**WORK TO COMPLETE**
Tell how many lines include the string "relevant". Answer with a single number.

**DATA IN THIS EXERCISE**
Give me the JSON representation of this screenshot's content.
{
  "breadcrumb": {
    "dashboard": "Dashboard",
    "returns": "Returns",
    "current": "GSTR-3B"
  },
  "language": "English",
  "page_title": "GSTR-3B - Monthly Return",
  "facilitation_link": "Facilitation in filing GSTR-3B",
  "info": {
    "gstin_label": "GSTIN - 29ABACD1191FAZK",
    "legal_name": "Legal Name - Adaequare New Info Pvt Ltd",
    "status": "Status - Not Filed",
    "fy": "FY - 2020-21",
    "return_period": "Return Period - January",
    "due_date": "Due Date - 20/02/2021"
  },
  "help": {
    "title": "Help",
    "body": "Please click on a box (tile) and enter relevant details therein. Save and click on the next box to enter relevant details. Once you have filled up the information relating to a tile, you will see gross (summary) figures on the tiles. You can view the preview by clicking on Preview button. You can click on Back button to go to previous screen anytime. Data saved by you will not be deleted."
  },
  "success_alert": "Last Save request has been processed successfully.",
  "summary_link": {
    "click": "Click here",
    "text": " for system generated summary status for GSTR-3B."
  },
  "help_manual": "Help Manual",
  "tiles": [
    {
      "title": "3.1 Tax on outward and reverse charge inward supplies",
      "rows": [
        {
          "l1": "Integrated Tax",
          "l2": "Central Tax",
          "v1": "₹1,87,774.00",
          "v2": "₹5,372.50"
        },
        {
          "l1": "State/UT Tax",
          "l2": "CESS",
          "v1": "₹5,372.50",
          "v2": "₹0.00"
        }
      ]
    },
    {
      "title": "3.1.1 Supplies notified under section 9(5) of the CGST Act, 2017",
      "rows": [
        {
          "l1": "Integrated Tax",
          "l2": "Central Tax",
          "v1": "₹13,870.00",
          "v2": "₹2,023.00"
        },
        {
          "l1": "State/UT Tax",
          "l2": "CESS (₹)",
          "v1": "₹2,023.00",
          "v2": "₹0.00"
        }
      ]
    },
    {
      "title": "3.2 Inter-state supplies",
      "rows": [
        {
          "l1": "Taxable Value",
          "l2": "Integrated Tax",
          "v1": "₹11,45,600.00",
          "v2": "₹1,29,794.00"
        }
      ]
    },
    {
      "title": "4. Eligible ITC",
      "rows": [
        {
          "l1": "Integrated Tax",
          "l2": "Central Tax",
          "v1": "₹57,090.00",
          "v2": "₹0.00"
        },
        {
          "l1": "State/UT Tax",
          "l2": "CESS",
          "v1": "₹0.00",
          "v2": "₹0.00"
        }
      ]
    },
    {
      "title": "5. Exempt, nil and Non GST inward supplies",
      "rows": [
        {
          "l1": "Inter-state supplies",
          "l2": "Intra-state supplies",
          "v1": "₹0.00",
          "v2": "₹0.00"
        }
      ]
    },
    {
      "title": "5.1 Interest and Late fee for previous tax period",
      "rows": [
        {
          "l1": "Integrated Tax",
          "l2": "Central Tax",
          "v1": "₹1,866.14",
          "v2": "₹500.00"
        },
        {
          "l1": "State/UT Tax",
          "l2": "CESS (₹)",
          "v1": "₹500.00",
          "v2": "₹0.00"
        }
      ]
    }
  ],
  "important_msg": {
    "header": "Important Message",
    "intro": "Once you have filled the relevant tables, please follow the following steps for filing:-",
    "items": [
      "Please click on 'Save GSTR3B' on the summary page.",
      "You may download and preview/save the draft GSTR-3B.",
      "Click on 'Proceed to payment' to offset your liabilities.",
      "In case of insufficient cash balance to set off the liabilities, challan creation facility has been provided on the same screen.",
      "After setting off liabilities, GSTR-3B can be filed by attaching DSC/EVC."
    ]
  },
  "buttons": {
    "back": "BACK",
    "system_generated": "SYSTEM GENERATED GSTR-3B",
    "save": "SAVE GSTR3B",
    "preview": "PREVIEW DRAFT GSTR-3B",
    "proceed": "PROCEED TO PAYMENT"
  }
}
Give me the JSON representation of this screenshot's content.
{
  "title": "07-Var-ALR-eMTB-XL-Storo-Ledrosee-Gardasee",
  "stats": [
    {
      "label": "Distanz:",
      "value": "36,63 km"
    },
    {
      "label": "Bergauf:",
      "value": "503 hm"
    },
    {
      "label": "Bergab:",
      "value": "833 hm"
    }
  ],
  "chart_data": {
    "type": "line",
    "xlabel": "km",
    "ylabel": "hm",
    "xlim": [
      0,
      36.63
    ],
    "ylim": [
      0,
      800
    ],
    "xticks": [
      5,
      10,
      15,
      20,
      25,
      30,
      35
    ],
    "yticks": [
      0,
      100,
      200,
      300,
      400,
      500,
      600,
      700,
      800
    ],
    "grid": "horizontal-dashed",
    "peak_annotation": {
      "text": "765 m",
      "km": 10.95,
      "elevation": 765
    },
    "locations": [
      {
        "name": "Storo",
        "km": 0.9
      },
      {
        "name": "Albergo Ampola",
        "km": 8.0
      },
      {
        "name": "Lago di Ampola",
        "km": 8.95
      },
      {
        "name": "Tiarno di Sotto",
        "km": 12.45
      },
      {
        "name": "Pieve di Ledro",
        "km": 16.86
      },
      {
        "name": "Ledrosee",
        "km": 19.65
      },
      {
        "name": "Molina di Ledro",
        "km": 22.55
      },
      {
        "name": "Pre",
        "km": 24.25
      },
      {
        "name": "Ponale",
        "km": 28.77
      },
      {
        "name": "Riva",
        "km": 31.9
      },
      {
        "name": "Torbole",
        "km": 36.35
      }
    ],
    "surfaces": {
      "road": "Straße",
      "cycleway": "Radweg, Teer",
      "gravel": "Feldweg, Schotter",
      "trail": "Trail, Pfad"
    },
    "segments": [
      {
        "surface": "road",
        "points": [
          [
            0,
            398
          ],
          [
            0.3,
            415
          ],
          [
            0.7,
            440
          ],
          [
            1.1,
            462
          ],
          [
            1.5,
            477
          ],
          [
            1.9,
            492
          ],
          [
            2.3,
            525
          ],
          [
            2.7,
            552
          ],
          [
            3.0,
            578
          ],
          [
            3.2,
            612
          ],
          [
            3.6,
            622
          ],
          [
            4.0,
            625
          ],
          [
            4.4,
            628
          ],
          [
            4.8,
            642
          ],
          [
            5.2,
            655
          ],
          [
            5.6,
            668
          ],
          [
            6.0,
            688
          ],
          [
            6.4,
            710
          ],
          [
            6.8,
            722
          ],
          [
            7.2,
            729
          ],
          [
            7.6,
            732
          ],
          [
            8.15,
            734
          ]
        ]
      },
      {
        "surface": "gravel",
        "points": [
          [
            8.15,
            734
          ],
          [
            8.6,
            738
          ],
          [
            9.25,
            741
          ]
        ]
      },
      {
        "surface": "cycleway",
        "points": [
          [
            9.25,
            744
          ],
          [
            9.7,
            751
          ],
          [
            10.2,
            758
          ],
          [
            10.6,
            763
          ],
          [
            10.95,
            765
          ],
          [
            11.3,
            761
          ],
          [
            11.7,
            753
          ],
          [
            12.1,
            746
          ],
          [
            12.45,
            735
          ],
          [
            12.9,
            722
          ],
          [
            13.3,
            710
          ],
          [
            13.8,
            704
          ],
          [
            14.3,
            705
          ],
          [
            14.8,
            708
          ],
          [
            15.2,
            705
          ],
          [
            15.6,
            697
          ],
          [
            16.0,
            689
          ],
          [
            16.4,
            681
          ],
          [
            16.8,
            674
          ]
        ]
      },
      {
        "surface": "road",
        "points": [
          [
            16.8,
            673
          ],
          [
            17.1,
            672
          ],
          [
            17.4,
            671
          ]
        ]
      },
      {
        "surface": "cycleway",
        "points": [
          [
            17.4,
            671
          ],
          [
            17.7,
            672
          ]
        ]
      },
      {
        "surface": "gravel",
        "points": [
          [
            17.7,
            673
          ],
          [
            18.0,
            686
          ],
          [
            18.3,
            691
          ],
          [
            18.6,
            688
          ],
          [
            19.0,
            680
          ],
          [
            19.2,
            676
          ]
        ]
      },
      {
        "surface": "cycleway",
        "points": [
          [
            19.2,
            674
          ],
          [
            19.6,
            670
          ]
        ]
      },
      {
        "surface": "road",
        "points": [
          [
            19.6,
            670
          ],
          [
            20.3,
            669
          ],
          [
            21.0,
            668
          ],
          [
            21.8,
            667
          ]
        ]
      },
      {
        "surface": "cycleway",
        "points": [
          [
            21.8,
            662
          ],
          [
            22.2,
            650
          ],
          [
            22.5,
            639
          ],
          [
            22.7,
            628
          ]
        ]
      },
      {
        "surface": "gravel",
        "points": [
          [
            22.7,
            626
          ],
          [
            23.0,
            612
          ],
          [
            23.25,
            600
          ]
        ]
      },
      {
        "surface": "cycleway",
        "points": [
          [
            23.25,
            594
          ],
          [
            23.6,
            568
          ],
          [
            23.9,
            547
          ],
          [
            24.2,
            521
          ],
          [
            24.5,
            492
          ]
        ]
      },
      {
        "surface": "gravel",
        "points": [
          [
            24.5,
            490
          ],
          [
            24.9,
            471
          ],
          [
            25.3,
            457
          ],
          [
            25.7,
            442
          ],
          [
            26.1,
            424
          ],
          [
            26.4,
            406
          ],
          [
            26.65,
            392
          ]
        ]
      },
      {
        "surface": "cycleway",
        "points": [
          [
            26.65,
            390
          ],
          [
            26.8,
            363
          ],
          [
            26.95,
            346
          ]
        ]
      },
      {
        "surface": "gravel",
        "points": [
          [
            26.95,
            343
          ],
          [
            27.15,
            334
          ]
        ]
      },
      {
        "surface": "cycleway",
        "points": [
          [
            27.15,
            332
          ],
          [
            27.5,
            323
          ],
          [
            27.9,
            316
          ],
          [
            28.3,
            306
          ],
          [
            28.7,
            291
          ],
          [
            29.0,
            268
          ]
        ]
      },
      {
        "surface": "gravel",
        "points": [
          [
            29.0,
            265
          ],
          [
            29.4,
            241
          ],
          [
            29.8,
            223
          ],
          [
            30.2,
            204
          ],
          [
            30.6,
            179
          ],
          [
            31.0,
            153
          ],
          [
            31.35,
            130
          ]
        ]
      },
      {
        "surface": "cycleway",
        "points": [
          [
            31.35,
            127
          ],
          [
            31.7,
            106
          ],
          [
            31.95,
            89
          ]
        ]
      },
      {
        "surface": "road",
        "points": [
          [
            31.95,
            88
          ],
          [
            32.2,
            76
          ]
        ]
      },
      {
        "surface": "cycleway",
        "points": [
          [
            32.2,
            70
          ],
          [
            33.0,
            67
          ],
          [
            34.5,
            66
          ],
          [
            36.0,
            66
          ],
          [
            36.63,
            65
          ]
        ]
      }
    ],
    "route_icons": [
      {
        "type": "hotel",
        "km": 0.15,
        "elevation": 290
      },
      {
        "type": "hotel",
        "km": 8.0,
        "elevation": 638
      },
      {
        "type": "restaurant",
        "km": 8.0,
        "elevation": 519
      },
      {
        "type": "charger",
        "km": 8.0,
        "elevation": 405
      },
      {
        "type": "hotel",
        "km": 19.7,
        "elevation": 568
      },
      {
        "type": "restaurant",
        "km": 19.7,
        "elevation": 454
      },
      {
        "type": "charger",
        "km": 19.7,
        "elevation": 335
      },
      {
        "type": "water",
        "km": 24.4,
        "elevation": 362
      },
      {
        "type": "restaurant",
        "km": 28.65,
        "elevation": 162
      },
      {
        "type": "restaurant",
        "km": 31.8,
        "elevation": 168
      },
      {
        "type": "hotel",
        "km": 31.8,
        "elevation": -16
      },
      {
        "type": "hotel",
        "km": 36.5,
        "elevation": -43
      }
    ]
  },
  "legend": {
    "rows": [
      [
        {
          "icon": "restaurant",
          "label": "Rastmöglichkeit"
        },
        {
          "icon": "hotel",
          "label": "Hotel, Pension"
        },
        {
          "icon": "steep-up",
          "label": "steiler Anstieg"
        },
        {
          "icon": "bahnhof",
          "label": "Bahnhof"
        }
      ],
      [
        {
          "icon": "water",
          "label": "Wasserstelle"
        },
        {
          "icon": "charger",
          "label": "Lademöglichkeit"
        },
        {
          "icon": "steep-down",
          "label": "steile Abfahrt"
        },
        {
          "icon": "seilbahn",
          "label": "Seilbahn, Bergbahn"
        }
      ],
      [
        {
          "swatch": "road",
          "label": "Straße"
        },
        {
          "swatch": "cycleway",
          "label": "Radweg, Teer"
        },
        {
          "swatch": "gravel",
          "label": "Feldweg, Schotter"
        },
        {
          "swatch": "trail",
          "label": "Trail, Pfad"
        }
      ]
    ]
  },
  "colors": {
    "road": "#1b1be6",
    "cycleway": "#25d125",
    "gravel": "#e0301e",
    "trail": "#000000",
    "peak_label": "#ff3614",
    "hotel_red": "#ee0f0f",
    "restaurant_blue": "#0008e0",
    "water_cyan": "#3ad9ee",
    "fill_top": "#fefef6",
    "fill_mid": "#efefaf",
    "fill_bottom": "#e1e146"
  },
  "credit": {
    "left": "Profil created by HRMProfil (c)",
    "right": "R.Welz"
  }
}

**FINAL RESULT**
2